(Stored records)
•••••
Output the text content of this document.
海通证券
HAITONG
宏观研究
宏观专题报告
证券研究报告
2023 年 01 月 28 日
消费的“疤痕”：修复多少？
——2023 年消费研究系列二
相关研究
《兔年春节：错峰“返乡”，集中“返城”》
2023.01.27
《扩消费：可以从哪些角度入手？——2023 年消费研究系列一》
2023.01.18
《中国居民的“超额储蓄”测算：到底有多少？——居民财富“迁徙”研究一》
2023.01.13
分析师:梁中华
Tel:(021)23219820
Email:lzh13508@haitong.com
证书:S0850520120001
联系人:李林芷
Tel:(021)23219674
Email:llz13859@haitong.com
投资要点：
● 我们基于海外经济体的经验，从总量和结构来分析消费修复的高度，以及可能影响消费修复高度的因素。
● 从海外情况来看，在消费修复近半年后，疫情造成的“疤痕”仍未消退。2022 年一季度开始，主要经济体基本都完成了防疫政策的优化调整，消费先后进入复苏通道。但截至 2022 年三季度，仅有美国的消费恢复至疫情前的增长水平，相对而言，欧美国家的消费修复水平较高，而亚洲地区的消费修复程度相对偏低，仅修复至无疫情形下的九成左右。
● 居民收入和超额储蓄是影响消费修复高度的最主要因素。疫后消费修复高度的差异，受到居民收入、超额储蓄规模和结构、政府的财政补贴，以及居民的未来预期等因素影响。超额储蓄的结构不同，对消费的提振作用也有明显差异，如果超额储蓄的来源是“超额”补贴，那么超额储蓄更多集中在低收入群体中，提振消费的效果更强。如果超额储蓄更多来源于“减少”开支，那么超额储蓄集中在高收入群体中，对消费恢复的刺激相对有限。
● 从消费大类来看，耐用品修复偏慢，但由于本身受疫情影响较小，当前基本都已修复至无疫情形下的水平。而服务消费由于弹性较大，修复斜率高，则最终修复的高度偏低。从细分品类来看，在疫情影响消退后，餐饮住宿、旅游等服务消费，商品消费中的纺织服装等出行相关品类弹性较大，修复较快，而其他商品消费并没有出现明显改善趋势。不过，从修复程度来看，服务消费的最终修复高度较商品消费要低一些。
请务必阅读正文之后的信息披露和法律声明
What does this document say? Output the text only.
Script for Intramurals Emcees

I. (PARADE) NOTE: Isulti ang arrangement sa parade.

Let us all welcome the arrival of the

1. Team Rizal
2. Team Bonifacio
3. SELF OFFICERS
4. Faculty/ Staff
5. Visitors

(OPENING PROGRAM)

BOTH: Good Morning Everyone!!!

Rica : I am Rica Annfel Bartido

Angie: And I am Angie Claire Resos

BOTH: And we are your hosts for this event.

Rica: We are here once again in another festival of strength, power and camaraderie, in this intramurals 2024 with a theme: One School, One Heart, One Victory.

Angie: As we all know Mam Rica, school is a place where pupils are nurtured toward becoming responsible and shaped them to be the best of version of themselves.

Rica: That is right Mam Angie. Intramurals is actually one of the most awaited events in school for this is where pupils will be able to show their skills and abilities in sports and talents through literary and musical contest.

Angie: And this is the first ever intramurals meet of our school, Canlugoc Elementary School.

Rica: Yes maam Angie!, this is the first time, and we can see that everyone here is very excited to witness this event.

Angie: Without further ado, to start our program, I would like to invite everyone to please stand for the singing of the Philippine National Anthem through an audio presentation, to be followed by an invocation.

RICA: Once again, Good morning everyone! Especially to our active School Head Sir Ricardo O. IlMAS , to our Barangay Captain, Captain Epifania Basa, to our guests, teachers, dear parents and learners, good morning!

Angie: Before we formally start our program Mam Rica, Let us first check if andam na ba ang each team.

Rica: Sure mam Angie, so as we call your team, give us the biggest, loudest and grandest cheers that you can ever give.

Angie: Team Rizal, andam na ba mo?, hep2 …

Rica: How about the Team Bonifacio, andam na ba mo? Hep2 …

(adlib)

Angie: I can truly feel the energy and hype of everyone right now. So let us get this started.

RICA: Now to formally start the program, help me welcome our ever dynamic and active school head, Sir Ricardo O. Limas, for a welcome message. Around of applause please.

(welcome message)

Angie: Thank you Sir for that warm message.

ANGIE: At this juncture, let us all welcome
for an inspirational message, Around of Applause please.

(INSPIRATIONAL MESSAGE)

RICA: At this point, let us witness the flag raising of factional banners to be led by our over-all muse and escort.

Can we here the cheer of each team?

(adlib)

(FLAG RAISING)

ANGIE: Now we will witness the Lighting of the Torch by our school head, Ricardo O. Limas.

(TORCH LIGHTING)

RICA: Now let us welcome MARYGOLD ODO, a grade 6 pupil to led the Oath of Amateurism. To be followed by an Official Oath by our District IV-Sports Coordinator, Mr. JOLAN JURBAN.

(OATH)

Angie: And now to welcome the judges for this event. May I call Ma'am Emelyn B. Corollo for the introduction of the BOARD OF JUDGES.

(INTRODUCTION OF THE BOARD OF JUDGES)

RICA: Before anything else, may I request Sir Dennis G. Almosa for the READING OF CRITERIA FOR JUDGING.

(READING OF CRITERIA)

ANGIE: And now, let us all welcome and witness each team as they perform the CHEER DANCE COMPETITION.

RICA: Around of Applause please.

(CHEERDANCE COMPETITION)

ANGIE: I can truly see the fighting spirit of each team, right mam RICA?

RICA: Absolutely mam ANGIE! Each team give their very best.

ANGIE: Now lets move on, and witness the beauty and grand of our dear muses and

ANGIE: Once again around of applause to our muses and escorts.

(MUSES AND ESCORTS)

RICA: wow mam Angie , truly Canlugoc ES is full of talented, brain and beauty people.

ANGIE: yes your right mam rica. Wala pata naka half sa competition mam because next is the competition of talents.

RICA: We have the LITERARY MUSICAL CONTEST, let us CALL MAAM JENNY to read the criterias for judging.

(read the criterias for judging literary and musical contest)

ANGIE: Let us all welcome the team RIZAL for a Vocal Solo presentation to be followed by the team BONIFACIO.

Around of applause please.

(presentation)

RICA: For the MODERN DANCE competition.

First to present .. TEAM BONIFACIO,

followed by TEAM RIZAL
•••••
Output all records verbatim.

**ANSWER TO THE EXERCISE:**
Output the text content of this document.
海通证券
HAITONG
宏观研究
宏观专题报告
证券研究报告
2023 年 01 月 28 日
消费的“疤痕”：修复多少？
——2023 年消费研究系列二
相关研究
《兔年春节：错峰“返乡”，集中“返城”》
2023.01.27
《扩消费：可以从哪些角度入手？——2023 年消费研究系列一》
2023.01.18
《中国居民的“超额储蓄”测算：到底有多少？——居民财富“迁徙”研究一》
2023.01.13
分析师:梁中华
Tel:(021)23219820
Email:lzh13508@haitong.com
证书:S0850520120001
联系人:李林芷
Tel:(021)23219674
Email:llz13859@haitong.com
投资要点：
● 我们基于海外经济体的经验，从总量和结构来分析消费修复的高度，以及可能影响消费修复高度的因素。
● 从海外情况来看，在消费修复近半年后，疫情造成的“疤痕”仍未消退。2022 年一季度开始，主要经济体基本都完成了防疫政策的优化调整，消费先后进入复苏通道。但截至 2022 年三季度，仅有美国的消费恢复至疫情前的增长水平，相对而言，欧美国家的消费修复水平较高，而亚洲地区的消费修复程度相对偏低，仅修复至无疫情形下的九成左右。
● 居民收入和超额储蓄是影响消费修复高度的最主要因素。疫后消费修复高度的差异，受到居民收入、超额储蓄规模和结构、政府的财政补贴，以及居民的未来预期等因素影响。超额储蓄的结构不同，对消费的提振作用也有明显差异，如果超额储蓄的来源是“超额”补贴，那么超额储蓄更多集中在低收入群体中，提振消费的效果更强。如果超额储蓄更多来源于“减少”开支，那么超额储蓄集中在高收入群体中，对消费恢复的刺激相对有限。
● 从消费大类来看，耐用品修复偏慢，但由于本身受疫情影响较小，当前基本都已修复至无疫情形下的水平。而服务消费由于弹性较大，修复斜率高，则最终修复的高度偏低。从细分品类来看，在疫情影响消退后，餐饮住宿、旅游等服务消费，商品消费中的纺织服装等出行相关品类弹性较大，修复较快，而其他商品消费并没有出现明显改善趋势。不过，从修复程度来看，服务消费的最终修复高度较商品消费要低一些。
请务必阅读正文之后的信息披露和法律声明
What does this document say? Output the text only.
Script for Intramurals Emcees

I. (PARADE) NOTE: Isulti ang arrangement sa parade.

Let us all welcome the arrival of the

1. Team Rizal
2. Team Bonifacio
3. SELF OFFICERS
4. Faculty/ Staff
5. Visitors

(OPENING PROGRAM)

BOTH: Good Morning Everyone!!!

Rica : I am Rica Annfel Bartido

Angie: And I am Angie Claire Resos

BOTH: And we are your hosts for this event.

Rica: We are here once again in another festival of strength, power and camaraderie, in this intramurals 2024 with a theme: One School, One Heart, One Victory.

Angie: As we all know Mam Rica, school is a place where pupils are nurtured toward becoming responsible and shaped them to be the best of version of themselves.

Rica: That is right Mam Angie. Intramurals is actually one of the most awaited events in school for this is where pupils will be able to show their skills and abilities in sports and talents through literary and musical contest.

Angie: And this is the first ever intramurals meet of our school, Canlugoc Elementary School.

Rica: Yes maam Angie!, this is the first time, and we can see that everyone here is very excited to witness this event.

Angie: Without further ado, to start our program, I would like to invite everyone to please stand for the singing of the Philippine National Anthem through an audio presentation, to be followed by an invocation.

RICA: Once again, Good morning everyone! Especially to our active School Head Sir Ricardo O. IlMAS , to our Barangay Captain, Captain Epifania Basa, to our guests, teachers, dear parents and learners, good morning!

Angie: Before we formally start our program Mam Rica, Let us first check if andam na ba ang each team.

Rica: Sure mam Angie, so as we call your team, give us the biggest, loudest and grandest cheers that you can ever give.

Angie: Team Rizal, andam na ba mo?, hep2 …

Rica: How about the Team Bonifacio, andam na ba mo? Hep2 …

(adlib)

Angie: I can truly feel the energy and hype of everyone right now. So let us get this started.

RICA: Now to formally start the program, help me welcome our ever dynamic and active school head, Sir Ricardo O. Limas, for a welcome message. Around of applause please.

(welcome message)

Angie: Thank you Sir for that warm message.

ANGIE: At this juncture, let us all welcome
for an inspirational message, Around of Applause please.

(INSPIRATIONAL MESSAGE)

RICA: At this point, let us witness the flag raising of factional banners to be led by our over-all muse and escort.

Can we here the cheer of each team?

(adlib)

(FLAG RAISING)

ANGIE: Now we will witness the Lighting of the Torch by our school head, Ricardo O. Limas.

(TORCH LIGHTING)

RICA: Now let us welcome MARYGOLD ODO, a grade 6 pupil to led the Oath of Amateurism. To be followed by an Official Oath by our District IV-Sports Coordinator, Mr. JOLAN JURBAN.

(OATH)

Angie: And now to welcome the judges for this event. May I call Ma'am Emelyn B. Corollo for the introduction of the BOARD OF JUDGES.

(INTRODUCTION OF THE BOARD OF JUDGES)

RICA: Before anything else, may I request Sir Dennis G. Almosa for the READING OF CRITERIA FOR JUDGING.

(READING OF CRITERIA)

ANGIE: And now, let us all welcome and witness each team as they perform the CHEER DANCE COMPETITION.

RICA: Around of Applause please.

(CHEERDANCE COMPETITION)

ANGIE: I can truly see the fighting spirit of each team, right mam RICA?

RICA: Absolutely mam ANGIE! Each team give their very best.

ANGIE: Now lets move on, and witness the beauty and grand of our dear muses and

ANGIE: Once again around of applause to our muses and escorts.

(MUSES AND ESCORTS)

RICA: wow mam Angie , truly Canlugoc ES is full of talented, brain and beauty people.

ANGIE: yes your right mam rica. Wala pata naka half sa competition mam because next is the competition of talents.

RICA: We have the LITERARY MUSICAL CONTEST, let us CALL MAAM JENNY to read the criterias for judging.

(read the criterias for judging literary and musical contest)

ANGIE: Let us all welcome the team RIZAL for a Vocal Solo presentation to be followed by the team BONIFACIO.

Around of applause please.

(presentation)

RICA: For the MODERN DANCE competition.

First to present .. TEAM BONIFACIO,

followed by TEAM RIZAL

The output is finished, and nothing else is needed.